DATA FOR THIS EXERCISE:
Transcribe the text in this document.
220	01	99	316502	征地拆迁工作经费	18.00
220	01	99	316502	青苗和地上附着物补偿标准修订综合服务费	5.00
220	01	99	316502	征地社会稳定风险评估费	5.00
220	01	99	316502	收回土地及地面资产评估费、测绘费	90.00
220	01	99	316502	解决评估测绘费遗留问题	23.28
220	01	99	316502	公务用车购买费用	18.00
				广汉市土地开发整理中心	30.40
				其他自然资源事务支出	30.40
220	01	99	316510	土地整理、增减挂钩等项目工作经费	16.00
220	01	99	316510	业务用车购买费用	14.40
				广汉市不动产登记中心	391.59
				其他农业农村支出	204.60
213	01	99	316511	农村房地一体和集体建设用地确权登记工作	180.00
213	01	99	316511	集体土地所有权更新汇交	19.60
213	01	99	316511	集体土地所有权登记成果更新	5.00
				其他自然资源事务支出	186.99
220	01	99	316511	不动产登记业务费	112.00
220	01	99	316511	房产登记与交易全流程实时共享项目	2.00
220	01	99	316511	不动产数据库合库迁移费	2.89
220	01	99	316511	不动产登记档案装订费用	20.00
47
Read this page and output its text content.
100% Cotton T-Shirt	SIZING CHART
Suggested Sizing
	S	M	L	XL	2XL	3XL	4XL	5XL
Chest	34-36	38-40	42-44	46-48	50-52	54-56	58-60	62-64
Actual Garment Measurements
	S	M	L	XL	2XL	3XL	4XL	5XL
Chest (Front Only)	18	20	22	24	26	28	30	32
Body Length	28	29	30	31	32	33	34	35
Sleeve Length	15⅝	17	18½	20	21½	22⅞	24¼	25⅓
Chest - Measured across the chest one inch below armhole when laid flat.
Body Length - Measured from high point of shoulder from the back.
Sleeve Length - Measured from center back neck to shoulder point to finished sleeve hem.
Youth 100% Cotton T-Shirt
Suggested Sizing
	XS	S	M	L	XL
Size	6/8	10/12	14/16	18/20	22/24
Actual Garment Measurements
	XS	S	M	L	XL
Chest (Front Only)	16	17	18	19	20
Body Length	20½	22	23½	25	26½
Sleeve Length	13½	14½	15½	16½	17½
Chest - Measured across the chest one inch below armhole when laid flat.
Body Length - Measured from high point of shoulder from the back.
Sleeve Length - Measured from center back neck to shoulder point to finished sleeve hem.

PROBLEM:
Within the records, how many lines include "Front"? The answer is the number and nothing else.

EXERCISE RESPONSE:
2